Entries from a visual dataset:
## begin
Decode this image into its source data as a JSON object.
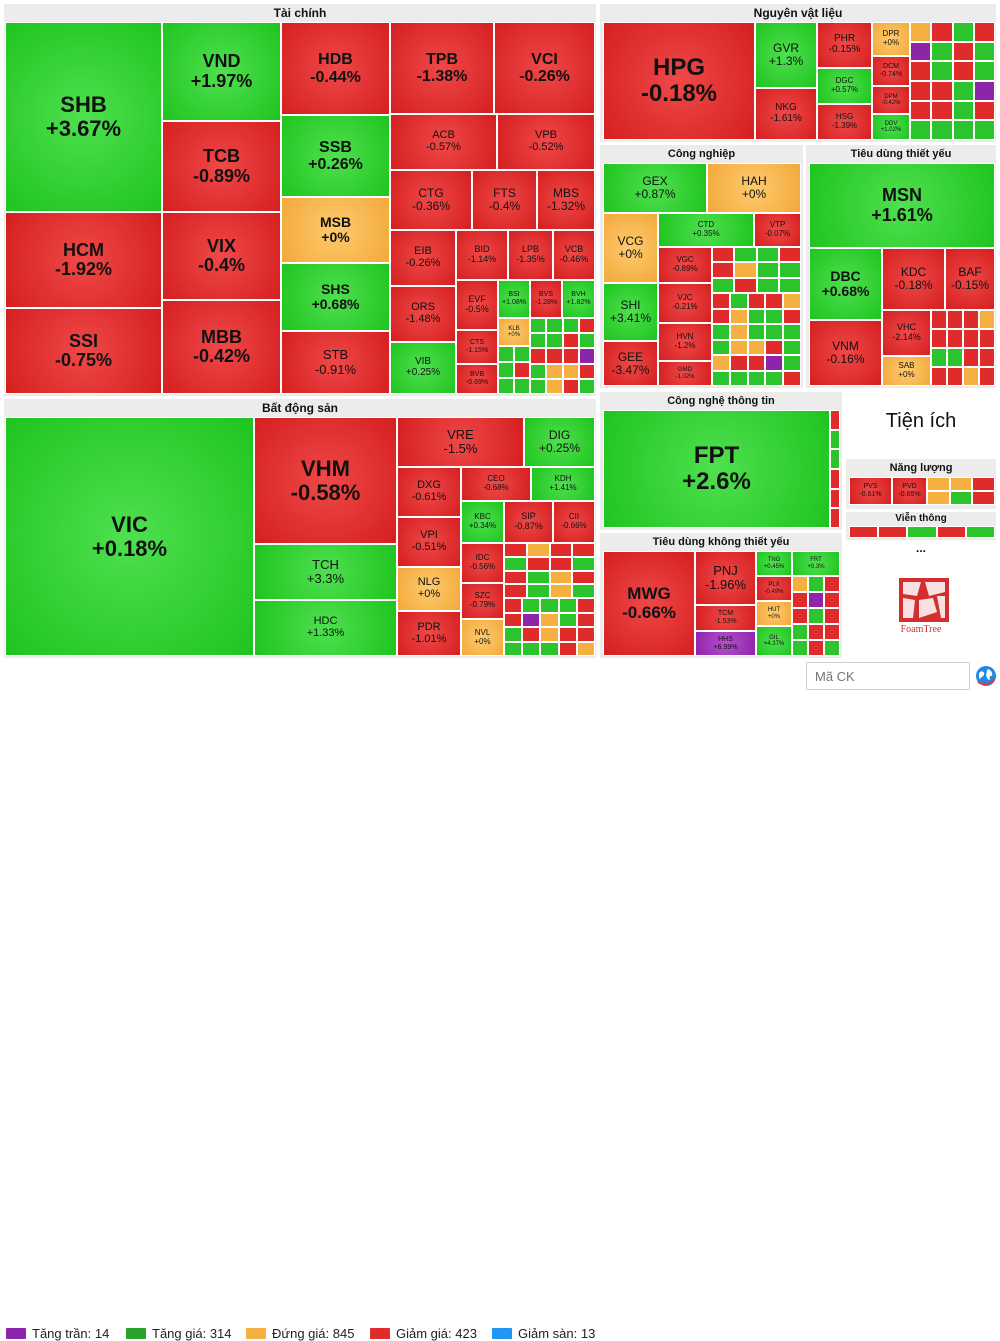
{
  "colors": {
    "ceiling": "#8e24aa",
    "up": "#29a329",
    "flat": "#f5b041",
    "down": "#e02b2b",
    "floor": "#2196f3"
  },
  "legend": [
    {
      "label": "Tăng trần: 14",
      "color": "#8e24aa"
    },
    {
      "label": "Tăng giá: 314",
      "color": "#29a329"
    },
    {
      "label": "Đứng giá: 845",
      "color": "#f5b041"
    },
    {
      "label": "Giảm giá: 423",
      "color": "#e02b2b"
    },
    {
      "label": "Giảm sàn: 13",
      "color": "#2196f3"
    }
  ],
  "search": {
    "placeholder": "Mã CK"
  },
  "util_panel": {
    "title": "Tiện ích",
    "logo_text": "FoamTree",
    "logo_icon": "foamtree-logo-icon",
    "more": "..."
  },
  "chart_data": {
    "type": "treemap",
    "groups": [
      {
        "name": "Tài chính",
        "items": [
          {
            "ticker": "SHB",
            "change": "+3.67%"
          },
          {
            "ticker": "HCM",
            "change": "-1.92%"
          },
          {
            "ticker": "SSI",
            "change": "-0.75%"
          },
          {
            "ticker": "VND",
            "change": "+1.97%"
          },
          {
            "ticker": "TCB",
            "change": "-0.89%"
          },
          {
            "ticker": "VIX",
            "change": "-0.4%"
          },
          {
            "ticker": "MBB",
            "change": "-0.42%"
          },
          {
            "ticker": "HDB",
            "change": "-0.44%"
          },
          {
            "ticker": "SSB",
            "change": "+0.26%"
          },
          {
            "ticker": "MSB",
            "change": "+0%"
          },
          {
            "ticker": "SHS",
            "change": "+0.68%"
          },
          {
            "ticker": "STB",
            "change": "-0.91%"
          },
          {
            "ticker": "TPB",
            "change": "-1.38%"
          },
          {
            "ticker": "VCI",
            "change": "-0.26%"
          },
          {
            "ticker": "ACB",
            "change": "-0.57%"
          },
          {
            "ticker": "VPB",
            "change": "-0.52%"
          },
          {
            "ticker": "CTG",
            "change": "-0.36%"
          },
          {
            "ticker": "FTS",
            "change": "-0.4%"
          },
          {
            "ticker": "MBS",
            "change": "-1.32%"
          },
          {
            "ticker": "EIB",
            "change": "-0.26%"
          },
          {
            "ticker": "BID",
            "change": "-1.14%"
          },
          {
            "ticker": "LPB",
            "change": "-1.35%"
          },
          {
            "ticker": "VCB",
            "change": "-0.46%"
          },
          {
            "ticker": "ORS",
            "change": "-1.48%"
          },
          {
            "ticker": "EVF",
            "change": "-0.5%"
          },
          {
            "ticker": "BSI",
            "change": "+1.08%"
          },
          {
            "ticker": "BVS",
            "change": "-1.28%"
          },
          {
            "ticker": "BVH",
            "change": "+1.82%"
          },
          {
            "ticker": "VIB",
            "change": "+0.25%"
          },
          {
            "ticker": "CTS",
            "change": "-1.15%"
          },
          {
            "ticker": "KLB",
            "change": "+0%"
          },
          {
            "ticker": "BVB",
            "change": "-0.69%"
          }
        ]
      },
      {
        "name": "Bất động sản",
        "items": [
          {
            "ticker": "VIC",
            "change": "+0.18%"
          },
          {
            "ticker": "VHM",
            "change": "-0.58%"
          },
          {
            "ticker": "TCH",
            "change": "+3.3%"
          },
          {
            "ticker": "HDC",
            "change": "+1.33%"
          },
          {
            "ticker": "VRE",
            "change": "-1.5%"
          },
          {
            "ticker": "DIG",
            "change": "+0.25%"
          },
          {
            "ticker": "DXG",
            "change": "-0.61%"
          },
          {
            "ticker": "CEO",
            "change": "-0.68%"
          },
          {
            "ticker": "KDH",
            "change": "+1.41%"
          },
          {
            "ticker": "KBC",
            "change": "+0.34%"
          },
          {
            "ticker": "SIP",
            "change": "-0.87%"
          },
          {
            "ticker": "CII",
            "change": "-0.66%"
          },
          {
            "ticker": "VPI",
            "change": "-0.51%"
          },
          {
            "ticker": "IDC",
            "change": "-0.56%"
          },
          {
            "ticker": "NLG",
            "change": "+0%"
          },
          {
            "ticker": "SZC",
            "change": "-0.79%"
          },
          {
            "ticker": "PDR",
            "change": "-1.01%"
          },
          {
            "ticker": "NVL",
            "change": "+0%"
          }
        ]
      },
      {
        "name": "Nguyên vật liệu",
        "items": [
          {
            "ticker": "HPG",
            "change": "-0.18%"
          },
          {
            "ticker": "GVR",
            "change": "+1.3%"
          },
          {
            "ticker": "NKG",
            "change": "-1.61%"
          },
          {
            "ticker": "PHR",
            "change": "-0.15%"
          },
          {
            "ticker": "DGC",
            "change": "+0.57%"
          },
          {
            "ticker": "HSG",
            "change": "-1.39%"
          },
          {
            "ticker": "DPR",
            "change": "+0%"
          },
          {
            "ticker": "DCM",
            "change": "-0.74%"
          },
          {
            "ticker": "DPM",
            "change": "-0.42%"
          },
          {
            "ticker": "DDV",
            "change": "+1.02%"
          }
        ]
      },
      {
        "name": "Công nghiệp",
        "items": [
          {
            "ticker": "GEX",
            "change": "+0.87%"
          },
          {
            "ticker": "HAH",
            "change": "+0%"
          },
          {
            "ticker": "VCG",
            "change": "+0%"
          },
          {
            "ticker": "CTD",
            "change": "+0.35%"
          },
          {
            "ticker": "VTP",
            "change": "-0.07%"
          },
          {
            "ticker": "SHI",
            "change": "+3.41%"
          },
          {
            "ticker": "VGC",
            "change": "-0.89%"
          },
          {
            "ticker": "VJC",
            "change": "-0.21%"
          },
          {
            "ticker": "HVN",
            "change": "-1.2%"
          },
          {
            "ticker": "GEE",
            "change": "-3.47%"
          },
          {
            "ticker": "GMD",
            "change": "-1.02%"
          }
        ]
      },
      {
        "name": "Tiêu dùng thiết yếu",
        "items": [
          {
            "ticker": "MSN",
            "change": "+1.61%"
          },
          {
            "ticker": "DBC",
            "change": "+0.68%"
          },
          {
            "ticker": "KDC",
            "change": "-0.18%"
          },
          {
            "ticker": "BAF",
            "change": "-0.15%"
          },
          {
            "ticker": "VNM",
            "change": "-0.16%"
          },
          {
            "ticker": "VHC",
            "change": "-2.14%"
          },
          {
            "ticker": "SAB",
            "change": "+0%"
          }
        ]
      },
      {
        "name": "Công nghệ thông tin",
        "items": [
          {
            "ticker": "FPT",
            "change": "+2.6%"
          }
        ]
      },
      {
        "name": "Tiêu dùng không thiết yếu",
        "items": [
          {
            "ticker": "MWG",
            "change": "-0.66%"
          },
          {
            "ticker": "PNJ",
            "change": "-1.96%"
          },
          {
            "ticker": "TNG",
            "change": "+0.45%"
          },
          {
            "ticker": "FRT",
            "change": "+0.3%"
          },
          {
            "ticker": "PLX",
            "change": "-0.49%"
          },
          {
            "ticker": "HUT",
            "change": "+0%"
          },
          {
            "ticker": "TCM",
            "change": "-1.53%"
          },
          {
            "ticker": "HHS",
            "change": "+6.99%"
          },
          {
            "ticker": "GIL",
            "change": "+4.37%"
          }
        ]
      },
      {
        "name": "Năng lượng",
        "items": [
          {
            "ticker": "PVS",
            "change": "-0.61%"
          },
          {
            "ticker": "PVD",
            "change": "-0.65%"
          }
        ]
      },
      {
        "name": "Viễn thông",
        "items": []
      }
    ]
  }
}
## end
EXERCISE PROMPT: Go through the material above and print all of it exactly, except the pictures.

WORKED ANSWER:
Decode this image into its source data as a JSON object.
{
  "colors": {
    "ceiling": "#8e24aa",
    "up": "#29a329",
    "flat": "#f5b041",
    "down": "#e02b2b",
    "floor": "#2196f3"
  },
  "legend": [
    {
      "label": "Tăng trần: 14",
      "color": "#8e24aa"
    },
    {
      "label": "Tăng giá: 314",
      "color": "#29a329"
    },
    {
      "label": "Đứng giá: 845",
      "color": "#f5b041"
    },
    {
      "label": "Giảm giá: 423",
      "color": "#e02b2b"
    },
    {
      "label": "Giảm sàn: 13",
      "color": "#2196f3"
    }
  ],
  "search": {
    "placeholder": "Mã CK"
  },
  "util_panel": {
    "title": "Tiện ích",
    "logo_text": "FoamTree",
    "logo_icon": "foamtree-logo-icon",
    "more": "..."
  },
  "chart_data": {
    "type": "treemap",
    "groups": [
      {
        "name": "Tài chính",
        "items": [
          {
            "ticker": "SHB",
            "change": "+3.67%"
          },
          {
            "ticker": "HCM",
            "change": "-1.92%"
          },
          {
            "ticker": "SSI",
            "change": "-0.75%"
          },
          {
            "ticker": "VND",
            "change": "+1.97%"
          },
          {
            "ticker": "TCB",
            "change": "-0.89%"
          },
          {
            "ticker": "VIX",
            "change": "-0.4%"
          },
          {
            "ticker": "MBB",
            "change": "-0.42%"
          },
          {
            "ticker": "HDB",
            "change": "-0.44%"
          },
          {
            "ticker": "SSB",
            "change": "+0.26%"
          },
          {
            "ticker": "MSB",
            "change": "+0%"
          },
          {
            "ticker": "SHS",
            "change": "+0.68%"
          },
          {
            "ticker": "STB",
            "change": "-0.91%"
          },
          {
            "ticker": "TPB",
            "change": "-1.38%"
          },
          {
            "ticker": "VCI",
            "change": "-0.26%"
          },
          {
            "ticker": "ACB",
            "change": "-0.57%"
          },
          {
            "ticker": "VPB",
            "change": "-0.52%"
          },
          {
            "ticker": "CTG",
            "change": "-0.36%"
          },
          {
            "ticker": "FTS",
            "change": "-0.4%"
          },
          {
            "ticker": "MBS",
            "change": "-1.32%"
          },
          {
            "ticker": "EIB",
            "change": "-0.26%"
          },
          {
            "ticker": "BID",
            "change": "-1.14%"
          },
          {
            "ticker": "LPB",
            "change": "-1.35%"
          },
          {
            "ticker": "VCB",
            "change": "-0.46%"
          },
          {
            "ticker": "ORS",
            "change": "-1.48%"
          },
          {
            "ticker": "EVF",
            "change": "-0.5%"
          },
          {
            "ticker": "BSI",
            "change": "+1.08%"
          },
          {
            "ticker": "BVS",
            "change": "-1.28%"
          },
          {
            "ticker": "BVH",
            "change": "+1.82%"
          },
          {
            "ticker": "VIB",
            "change": "+0.25%"
          },
          {
            "ticker": "CTS",
            "change": "-1.15%"
          },
          {
            "ticker": "KLB",
            "change": "+0%"
          },
          {
            "ticker": "BVB",
            "change": "-0.69%"
          }
        ]
      },
      {
        "name": "Bất động sản",
        "items": [
          {
            "ticker": "VIC",
            "change": "+0.18%"
          },
          {
            "ticker": "VHM",
            "change": "-0.58%"
          },
          {
            "ticker": "TCH",
            "change": "+3.3%"
          },
          {
            "ticker": "HDC",
            "change": "+1.33%"
          },
          {
            "ticker": "VRE",
            "change": "-1.5%"
          },
          {
            "ticker": "DIG",
            "change": "+0.25%"
          },
          {
            "ticker": "DXG",
            "change": "-0.61%"
          },
          {
            "ticker": "CEO",
            "change": "-0.68%"
          },
          {
            "ticker": "KDH",
            "change": "+1.41%"
          },
          {
            "ticker": "KBC",
            "change": "+0.34%"
          },
          {
            "ticker": "SIP",
            "change": "-0.87%"
          },
          {
            "ticker": "CII",
            "change": "-0.66%"
          },
          {
            "ticker": "VPI",
            "change": "-0.51%"
          },
          {
            "ticker": "IDC",
            "change": "-0.56%"
          },
          {
            "ticker": "NLG",
            "change": "+0%"
          },
          {
            "ticker": "SZC",
            "change": "-0.79%"
          },
          {
            "ticker": "PDR",
            "change": "-1.01%"
          },
          {
            "ticker": "NVL",
            "change": "+0%"
          }
        ]
      },
      {
        "name": "Nguyên vật liệu",
        "items": [
          {
            "ticker": "HPG",
            "change": "-0.18%"
          },
          {
            "ticker": "GVR",
            "change": "+1.3%"
          },
          {
            "ticker": "NKG",
            "change": "-1.61%"
          },
          {
            "ticker": "PHR",
            "change": "-0.15%"
          },
          {
            "ticker": "DGC",
            "change": "+0.57%"
          },
          {
            "ticker": "HSG",
            "change": "-1.39%"
          },
          {
            "ticker": "DPR",
            "change": "+0%"
          },
          {
            "ticker": "DCM",
            "change": "-0.74%"
          },
          {
            "ticker": "DPM",
            "change": "-0.42%"
          },
          {
            "ticker": "DDV",
            "change": "+1.02%"
          }
        ]
      },
      {
        "name": "Công nghiệp",
        "items": [
          {
            "ticker": "GEX",
            "change": "+0.87%"
          },
          {
            "ticker": "HAH",
            "change": "+0%"
          },
          {
            "ticker": "VCG",
            "change": "+0%"
          },
          {
            "ticker": "CTD",
            "change": "+0.35%"
          },
          {
            "ticker": "VTP",
            "change": "-0.07%"
          },
          {
            "ticker": "SHI",
            "change": "+3.41%"
          },
          {
            "ticker": "VGC",
            "change": "-0.89%"
          },
          {
            "ticker": "VJC",
            "change": "-0.21%"
          },
          {
            "ticker": "HVN",
            "change": "-1.2%"
          },
          {
            "ticker": "GEE",
            "change": "-3.47%"
          },
          {
            "ticker": "GMD",
            "change": "-1.02%"
          }
        ]
      },
      {
        "name": "Tiêu dùng thiết yếu",
        "items": [
          {
            "ticker": "MSN",
            "change": "+1.61%"
          },
          {
            "ticker": "DBC",
            "change": "+0.68%"
          },
          {
            "ticker": "KDC",
            "change": "-0.18%"
          },
          {
            "ticker": "BAF",
            "change": "-0.15%"
          },
          {
            "ticker": "VNM",
            "change": "-0.16%"
          },
          {
            "ticker": "VHC",
            "change": "-2.14%"
          },
          {
            "ticker": "SAB",
            "change": "+0%"
          }
        ]
      },
      {
        "name": "Công nghệ thông tin",
        "items": [
          {
            "ticker": "FPT",
            "change": "+2.6%"
          }
        ]
      },
      {
        "name": "Tiêu dùng không thiết yếu",
        "items": [
          {
            "ticker": "MWG",
            "change": "-0.66%"
          },
          {
            "ticker": "PNJ",
            "change": "-1.96%"
          },
          {
            "ticker": "TNG",
            "change": "+0.45%"
          },
          {
            "ticker": "FRT",
            "change": "+0.3%"
          },
          {
            "ticker": "PLX",
            "change": "-0.49%"
          },
          {
            "ticker": "HUT",
            "change": "+0%"
          },
          {
            "ticker": "TCM",
            "change": "-1.53%"
          },
          {
            "ticker": "HHS",
            "change": "+6.99%"
          },
          {
            "ticker": "GIL",
            "change": "+4.37%"
          }
        ]
      },
      {
        "name": "Năng lượng",
        "items": [
          {
            "ticker": "PVS",
            "change": "-0.61%"
          },
          {
            "ticker": "PVD",
            "change": "-0.65%"
          }
        ]
      },
      {
        "name": "Viễn thông",
        "items": []
      }
    ]
  }
}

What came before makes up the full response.